• WORKING DATA:
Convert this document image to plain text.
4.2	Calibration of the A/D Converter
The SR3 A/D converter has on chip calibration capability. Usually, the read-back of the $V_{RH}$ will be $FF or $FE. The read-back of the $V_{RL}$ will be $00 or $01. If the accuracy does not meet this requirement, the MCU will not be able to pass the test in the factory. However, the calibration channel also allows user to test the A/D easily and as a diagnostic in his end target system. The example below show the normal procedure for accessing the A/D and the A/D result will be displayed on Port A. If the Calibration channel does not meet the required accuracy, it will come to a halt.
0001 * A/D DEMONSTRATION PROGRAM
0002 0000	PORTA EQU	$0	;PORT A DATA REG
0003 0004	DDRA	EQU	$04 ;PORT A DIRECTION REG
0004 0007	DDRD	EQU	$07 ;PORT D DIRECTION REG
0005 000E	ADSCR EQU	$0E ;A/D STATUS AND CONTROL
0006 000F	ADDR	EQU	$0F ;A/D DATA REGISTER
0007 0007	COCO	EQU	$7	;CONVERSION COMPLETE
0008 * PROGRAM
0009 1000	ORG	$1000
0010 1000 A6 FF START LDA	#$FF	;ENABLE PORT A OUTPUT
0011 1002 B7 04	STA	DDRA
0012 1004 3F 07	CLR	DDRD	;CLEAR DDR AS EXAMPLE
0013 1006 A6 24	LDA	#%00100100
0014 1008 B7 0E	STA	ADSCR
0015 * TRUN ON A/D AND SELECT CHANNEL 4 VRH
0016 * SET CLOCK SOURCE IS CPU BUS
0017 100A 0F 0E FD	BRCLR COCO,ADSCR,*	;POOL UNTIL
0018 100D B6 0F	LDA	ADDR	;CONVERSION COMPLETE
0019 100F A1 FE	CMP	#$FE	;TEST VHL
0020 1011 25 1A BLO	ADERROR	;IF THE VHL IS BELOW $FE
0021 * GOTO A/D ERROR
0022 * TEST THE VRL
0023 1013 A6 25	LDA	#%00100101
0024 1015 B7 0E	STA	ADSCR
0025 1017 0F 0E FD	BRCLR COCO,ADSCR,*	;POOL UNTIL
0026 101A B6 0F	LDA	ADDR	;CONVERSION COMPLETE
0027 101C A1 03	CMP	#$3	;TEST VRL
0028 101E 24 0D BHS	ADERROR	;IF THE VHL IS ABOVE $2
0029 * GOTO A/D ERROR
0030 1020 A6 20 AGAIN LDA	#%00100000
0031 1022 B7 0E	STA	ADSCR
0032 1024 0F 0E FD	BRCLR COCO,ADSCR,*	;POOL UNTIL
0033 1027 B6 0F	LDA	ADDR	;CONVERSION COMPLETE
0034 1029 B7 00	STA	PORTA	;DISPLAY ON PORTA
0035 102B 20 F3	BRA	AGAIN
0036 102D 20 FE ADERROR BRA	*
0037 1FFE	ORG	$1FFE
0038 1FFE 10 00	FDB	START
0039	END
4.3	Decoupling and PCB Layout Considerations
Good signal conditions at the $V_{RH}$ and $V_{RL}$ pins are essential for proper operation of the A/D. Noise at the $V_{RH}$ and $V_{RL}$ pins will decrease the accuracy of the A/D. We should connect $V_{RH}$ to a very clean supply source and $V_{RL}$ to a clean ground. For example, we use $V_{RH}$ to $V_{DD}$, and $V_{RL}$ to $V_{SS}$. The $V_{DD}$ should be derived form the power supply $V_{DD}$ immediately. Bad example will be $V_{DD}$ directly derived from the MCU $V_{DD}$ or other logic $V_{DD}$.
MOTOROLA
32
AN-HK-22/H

• GOAL OF THE EXERCISE: Reproduce every entry shown above, precisely as it stands.

• OUTPUT FOR THIS TASK:
Convert this document image to plain text.
4.2	Calibration of the A/D Converter
The SR3 A/D converter has on chip calibration capability. Usually, the read-back of the $V_{RH}$ will be $FF or $FE. The read-back of the $V_{RL}$ will be $00 or $01. If the accuracy does not meet this requirement, the MCU will not be able to pass the test in the factory. However, the calibration channel also allows user to test the A/D easily and as a diagnostic in his end target system. The example below show the normal procedure for accessing the A/D and the A/D result will be displayed on Port A. If the Calibration channel does not meet the required accuracy, it will come to a halt.
0001 * A/D DEMONSTRATION PROGRAM
0002 0000	PORTA EQU	$0	;PORT A DATA REG
0003 0004	DDRA	EQU	$04 ;PORT A DIRECTION REG
0004 0007	DDRD	EQU	$07 ;PORT D DIRECTION REG
0005 000E	ADSCR EQU	$0E ;A/D STATUS AND CONTROL
0006 000F	ADDR	EQU	$0F ;A/D DATA REGISTER
0007 0007	COCO	EQU	$7	;CONVERSION COMPLETE
0008 * PROGRAM
0009 1000	ORG	$1000
0010 1000 A6 FF START LDA	#$FF	;ENABLE PORT A OUTPUT
0011 1002 B7 04	STA	DDRA
0012 1004 3F 07	CLR	DDRD	;CLEAR DDR AS EXAMPLE
0013 1006 A6 24	LDA	#%00100100
0014 1008 B7 0E	STA	ADSCR
0015 * TRUN ON A/D AND SELECT CHANNEL 4 VRH
0016 * SET CLOCK SOURCE IS CPU BUS
0017 100A 0F 0E FD	BRCLR COCO,ADSCR,*	;POOL UNTIL
0018 100D B6 0F	LDA	ADDR	;CONVERSION COMPLETE
0019 100F A1 FE	CMP	#$FE	;TEST VHL
0020 1011 25 1A BLO	ADERROR	;IF THE VHL IS BELOW $FE
0021 * GOTO A/D ERROR
0022 * TEST THE VRL
0023 1013 A6 25	LDA	#%00100101
0024 1015 B7 0E	STA	ADSCR
0025 1017 0F 0E FD	BRCLR COCO,ADSCR,*	;POOL UNTIL
0026 101A B6 0F	LDA	ADDR	;CONVERSION COMPLETE
0027 101C A1 03	CMP	#$3	;TEST VRL
0028 101E 24 0D BHS	ADERROR	;IF THE VHL IS ABOVE $2
0029 * GOTO A/D ERROR
0030 1020 A6 20 AGAIN LDA	#%00100000
0031 1022 B7 0E	STA	ADSCR
0032 1024 0F 0E FD	BRCLR COCO,ADSCR,*	;POOL UNTIL
0033 1027 B6 0F	LDA	ADDR	;CONVERSION COMPLETE
0034 1029 B7 00	STA	PORTA	;DISPLAY ON PORTA
0035 102B 20 F3	BRA	AGAIN
0036 102D 20 FE ADERROR BRA	*
0037 1FFE	ORG	$1FFE
0038 1FFE 10 00	FDB	START
0039	END
4.3	Decoupling and PCB Layout Considerations
Good signal conditions at the $V_{RH}$ and $V_{RL}$ pins are essential for proper operation of the A/D. Noise at the $V_{RH}$ and $V_{RL}$ pins will decrease the accuracy of the A/D. We should connect $V_{RH}$ to a very clean supply source and $V_{RL}$ to a clean ground. For example, we use $V_{RH}$ to $V_{DD}$, and $V_{RL}$ to $V_{SS}$. The $V_{DD}$ should be derived form the power supply $V_{DD}$ immediately. Bad example will be $V_{DD}$ directly derived from the MCU $V_{DD}$ or other logic $V_{DD}$.
MOTOROLA
32
AN-HK-22/H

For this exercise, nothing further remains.